» READING TEXT
(begin)
When you write tests for your data, you are testing for “known unknowns”. The next step you can take is testing for “unknown unknowns”, which on contrary are not apparent during the creation of the data systems. Detecting these issues is typically done through health checks and anomaly detection on collected metrics through simple thresholding or forecasting-based methods.

Monitoring the percentage of faulty rows or checking whether the number of days since the last update does not exceed the historical average duration are good examples of proxy measures that can detect “unknown unknowns”.

Performing data profiling by defining rule-based sets of metrics to be computed on all columns within your dataset can give you a good starting point when writing tests. Some data processing tools like OpenRefine and AWS DataBrew have built-in data profiling to aid in building cleaning transformations. Similarly, it can also be a powerful tool when combined with anomaly detection for building automated monitoring systems.

Presenting the data profiles, quality information, and schema as part of a dashboard or data catalog can provide a lot of value for your business. Similarly, setting the right governance structure where the issues and alerts reach the appropriate team is an important aspect of maintaining high data reliability.

For additional guidelines on improving data reliability, consider reviewing AWS Well-Architected Data Analytics Lens.

🔗Data Testing Patterns

When it comes to designing reliable data systems, it's essential to handle errors gracefully both during data quality testing and transformation. Depending on your environment, there are various testing approaches you can take. A common first concern is determining when and where to run data quality checks.

Many cases such as ETL pipelines prefer on-demand execution where the quality of raw data is evaluated at the source or the destination after loading the data. This approach ensures that the transformation step can handle the data before actual processing is applied. Both approaches have their benefits; testing before load requires query access to the source database and may put excessive load on the application database, while loading data beforehand may result in additional latency.

Similarly, scheduled execution periodically tests data quality in source tables and reports if any issues arise. This approach is typically found in data warehouse solutions, where transformation is postponed until query evaluation using views.

A notable benefit of on-demand execution is that one can immediately act on it. As such, the circuit breaker pattern is utilized to break off pipeline execution if (batch) data does not pass the error checks or an anomaly is detected. The trade-off is that the rest of the system keeps using stale or partial data until the issue is resolved.

To expand on this methodology, data quarantining is another related pattern that defines a flow where faulty data is set aside. The quarantined data can be used to fix the issues and reprocessed at a later date to ensure that no data loss occurs. This approach works particularly well for incremental processing pipelines or pipelines without idempotency property (i.e., processing data multiple times results in a different dataset).

Self-healing pipelines combine none or multiple of the mentioned properties to gracefully recover from failure. This may be as simple as retrying data submission, reprocessing the full dataset, or waiting until prerequisite data is in the system.

🔗Choosing Your Tools

We evaluated several open-source data quality tools (aside from AWS Glue) to use in our ETL pipelines. Our evaluation criteria included features, integrations, and compatibility with our existing pipeline architecture.

Great Expectations (GX): is the tool of choice for many data workloads. It has a large collection of community-made checks and a large collection of features. Supported integrations include some common data tools, cloud analytics (including Amazon Athena, AWS Glue, and AWS Redshift), and pandas dataframes.
(end)
» INFORMATION GIVEN
(begin)
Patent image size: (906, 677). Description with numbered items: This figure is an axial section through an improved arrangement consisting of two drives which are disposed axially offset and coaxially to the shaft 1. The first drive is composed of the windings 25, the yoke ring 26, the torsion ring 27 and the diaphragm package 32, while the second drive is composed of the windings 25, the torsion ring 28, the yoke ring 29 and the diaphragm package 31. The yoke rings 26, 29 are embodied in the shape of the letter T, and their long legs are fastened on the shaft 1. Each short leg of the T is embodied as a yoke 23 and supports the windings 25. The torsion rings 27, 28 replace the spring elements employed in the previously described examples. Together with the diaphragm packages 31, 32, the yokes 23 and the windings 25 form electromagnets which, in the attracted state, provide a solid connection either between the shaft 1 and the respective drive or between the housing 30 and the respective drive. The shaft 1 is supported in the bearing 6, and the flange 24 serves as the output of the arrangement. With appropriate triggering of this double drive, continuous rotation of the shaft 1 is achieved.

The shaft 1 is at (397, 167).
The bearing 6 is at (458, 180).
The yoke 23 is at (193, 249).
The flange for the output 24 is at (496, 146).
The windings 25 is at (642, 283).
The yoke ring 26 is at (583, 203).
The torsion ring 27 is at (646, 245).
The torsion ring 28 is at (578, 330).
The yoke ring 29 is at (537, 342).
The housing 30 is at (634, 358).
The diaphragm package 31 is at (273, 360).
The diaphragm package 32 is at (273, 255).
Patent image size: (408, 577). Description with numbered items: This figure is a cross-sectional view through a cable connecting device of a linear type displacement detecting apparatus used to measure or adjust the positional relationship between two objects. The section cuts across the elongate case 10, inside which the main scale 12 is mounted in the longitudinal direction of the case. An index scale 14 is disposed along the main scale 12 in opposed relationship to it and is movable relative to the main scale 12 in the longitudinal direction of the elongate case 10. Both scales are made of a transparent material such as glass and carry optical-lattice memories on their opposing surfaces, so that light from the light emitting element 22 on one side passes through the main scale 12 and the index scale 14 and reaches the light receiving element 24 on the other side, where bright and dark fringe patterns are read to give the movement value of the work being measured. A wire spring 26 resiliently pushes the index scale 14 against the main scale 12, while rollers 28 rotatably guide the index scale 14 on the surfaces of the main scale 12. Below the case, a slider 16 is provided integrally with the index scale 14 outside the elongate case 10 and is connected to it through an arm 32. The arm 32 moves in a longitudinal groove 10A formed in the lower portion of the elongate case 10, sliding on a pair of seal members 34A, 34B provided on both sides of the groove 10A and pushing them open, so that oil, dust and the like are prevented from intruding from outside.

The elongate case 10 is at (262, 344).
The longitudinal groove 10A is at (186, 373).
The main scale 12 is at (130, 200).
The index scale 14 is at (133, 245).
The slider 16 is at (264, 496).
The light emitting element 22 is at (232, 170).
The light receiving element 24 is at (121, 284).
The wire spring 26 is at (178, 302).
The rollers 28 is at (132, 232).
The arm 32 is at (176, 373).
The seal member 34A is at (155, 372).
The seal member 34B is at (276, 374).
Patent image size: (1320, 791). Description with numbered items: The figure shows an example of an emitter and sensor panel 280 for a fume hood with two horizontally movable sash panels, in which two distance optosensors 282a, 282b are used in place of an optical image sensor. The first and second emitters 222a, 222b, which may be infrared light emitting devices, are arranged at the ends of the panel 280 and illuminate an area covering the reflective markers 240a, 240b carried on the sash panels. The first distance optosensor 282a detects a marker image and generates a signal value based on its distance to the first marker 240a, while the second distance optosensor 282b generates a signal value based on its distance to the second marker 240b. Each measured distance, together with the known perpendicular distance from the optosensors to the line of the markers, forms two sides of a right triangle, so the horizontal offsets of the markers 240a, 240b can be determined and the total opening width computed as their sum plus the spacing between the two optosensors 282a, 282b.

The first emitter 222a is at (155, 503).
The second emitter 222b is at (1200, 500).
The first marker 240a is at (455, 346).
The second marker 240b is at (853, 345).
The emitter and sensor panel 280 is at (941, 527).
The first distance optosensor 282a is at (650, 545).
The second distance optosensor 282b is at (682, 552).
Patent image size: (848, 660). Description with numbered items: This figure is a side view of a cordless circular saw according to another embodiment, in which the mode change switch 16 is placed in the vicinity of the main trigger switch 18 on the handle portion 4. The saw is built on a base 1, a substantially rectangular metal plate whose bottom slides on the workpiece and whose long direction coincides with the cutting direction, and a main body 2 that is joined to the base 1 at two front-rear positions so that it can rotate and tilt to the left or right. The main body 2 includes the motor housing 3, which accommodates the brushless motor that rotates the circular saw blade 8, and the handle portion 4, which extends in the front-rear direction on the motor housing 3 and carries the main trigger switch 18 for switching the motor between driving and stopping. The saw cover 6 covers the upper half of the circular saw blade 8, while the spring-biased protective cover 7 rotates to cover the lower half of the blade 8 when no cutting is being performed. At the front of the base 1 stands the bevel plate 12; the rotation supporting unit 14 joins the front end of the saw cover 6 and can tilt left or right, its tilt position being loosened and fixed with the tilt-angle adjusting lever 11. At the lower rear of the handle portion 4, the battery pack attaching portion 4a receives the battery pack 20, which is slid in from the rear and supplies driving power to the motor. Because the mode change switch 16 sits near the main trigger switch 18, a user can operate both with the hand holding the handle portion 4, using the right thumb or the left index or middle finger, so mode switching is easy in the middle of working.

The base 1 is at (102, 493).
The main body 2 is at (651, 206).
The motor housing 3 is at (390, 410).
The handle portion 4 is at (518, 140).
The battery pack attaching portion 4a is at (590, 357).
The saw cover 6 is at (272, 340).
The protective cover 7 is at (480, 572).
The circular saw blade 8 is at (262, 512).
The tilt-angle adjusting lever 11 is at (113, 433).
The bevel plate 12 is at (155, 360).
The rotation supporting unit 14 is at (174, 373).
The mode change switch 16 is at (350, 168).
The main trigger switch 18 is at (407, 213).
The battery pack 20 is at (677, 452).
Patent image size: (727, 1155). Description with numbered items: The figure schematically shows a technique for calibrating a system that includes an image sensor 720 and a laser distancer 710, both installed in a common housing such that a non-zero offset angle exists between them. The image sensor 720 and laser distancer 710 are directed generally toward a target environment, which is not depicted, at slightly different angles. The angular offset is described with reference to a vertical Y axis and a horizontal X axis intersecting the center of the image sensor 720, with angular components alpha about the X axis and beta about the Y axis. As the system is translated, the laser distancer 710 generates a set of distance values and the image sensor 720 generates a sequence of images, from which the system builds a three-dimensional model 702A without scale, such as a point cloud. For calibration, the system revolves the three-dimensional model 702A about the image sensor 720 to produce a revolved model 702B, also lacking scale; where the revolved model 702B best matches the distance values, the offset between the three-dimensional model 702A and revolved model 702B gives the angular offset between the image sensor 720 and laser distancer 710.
(end)
» TASK GOAL
Please reproduce the data quality text above word for word, starting with "To expand on" and going on through "a different dataset).".

» ANSWER TO THE EXERCISE
To expand on this methodology, data quarantining is another related pattern that defines a flow where faulty data is set aside. The quarantined data can be used to fix the issues and reprocessed at a later date to ensure that no data loss occurs. This approach works particularly well for incremental processing pipelines or pipelines without idempotency property (i.e., processing data multiple times results in a different dataset).